§ **TASK BRIEF**: Determine which lines contain the word "свой", then copy those lines.

(Data items)
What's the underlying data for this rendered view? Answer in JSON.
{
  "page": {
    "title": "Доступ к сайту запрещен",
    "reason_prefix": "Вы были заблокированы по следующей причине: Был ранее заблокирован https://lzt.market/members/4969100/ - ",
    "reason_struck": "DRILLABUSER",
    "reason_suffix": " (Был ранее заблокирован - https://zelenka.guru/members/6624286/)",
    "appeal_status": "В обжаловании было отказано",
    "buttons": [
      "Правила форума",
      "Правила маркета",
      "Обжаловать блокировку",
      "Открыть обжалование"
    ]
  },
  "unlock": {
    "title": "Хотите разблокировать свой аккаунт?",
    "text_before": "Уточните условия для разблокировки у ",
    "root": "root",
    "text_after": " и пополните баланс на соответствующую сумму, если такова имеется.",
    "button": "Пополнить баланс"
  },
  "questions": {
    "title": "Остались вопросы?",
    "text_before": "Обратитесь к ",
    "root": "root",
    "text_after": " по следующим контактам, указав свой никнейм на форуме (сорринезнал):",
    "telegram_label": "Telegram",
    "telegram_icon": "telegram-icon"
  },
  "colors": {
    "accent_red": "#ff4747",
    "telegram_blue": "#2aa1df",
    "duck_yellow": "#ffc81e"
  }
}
* * *
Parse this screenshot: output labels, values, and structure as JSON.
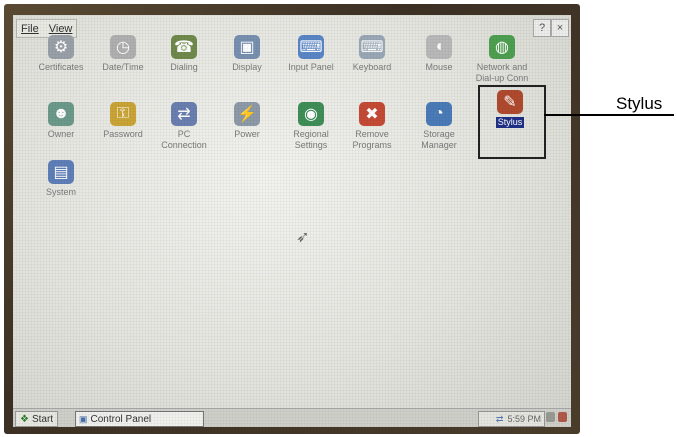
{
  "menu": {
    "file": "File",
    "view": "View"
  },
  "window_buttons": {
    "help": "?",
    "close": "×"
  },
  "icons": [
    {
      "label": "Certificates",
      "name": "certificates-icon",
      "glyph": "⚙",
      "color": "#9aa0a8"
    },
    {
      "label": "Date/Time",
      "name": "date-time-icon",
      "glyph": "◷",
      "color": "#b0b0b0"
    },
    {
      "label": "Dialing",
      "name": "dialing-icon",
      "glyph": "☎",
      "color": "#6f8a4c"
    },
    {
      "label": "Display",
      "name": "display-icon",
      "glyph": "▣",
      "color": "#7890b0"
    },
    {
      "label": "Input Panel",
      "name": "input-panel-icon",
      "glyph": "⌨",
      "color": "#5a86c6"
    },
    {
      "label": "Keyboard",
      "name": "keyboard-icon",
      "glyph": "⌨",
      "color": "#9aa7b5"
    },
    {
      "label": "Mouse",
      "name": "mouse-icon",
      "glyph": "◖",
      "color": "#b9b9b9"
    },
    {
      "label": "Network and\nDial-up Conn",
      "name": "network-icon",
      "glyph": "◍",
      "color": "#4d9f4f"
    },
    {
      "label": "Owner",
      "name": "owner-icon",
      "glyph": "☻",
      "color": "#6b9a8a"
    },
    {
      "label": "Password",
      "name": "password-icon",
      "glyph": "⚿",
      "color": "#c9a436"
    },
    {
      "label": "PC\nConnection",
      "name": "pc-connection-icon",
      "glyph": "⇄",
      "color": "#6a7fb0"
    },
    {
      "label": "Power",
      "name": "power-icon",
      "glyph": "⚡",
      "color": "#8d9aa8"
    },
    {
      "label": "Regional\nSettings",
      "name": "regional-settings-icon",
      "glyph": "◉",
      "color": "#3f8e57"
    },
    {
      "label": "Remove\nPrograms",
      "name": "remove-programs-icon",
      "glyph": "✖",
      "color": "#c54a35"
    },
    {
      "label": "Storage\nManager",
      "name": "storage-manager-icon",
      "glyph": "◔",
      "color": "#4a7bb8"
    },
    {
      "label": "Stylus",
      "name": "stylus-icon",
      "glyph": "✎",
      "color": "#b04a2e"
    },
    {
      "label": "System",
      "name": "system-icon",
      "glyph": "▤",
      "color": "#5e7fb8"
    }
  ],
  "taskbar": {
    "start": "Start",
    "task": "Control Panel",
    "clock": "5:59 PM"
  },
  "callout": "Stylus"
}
* * *
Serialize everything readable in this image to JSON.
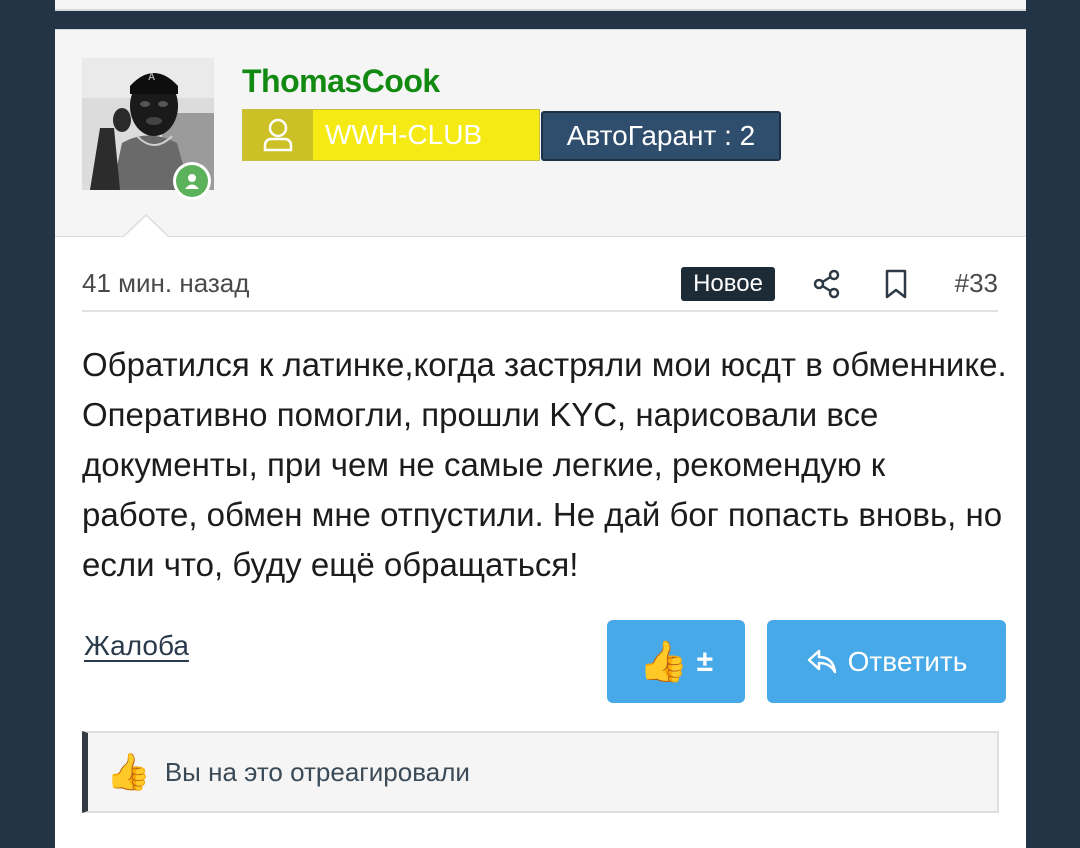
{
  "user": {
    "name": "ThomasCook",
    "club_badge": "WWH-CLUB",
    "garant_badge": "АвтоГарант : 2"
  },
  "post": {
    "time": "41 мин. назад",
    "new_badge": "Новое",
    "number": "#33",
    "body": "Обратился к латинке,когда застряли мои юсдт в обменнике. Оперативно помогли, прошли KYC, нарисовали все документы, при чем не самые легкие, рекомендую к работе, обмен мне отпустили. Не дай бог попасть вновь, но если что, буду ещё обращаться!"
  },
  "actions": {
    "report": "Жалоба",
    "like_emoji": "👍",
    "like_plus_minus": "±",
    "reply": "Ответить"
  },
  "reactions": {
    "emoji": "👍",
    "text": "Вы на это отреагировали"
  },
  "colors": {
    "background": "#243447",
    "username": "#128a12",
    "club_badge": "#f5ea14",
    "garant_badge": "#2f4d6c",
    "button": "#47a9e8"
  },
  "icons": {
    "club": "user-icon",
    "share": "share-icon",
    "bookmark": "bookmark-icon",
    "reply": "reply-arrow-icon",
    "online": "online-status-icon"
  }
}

§ **COMPLETED TASK**:
    "title": "Хотите разблокировать свой аккаунт?",
    "text_after": " по следующим контактам, указав свой никнейм на форуме (сорринезнал):",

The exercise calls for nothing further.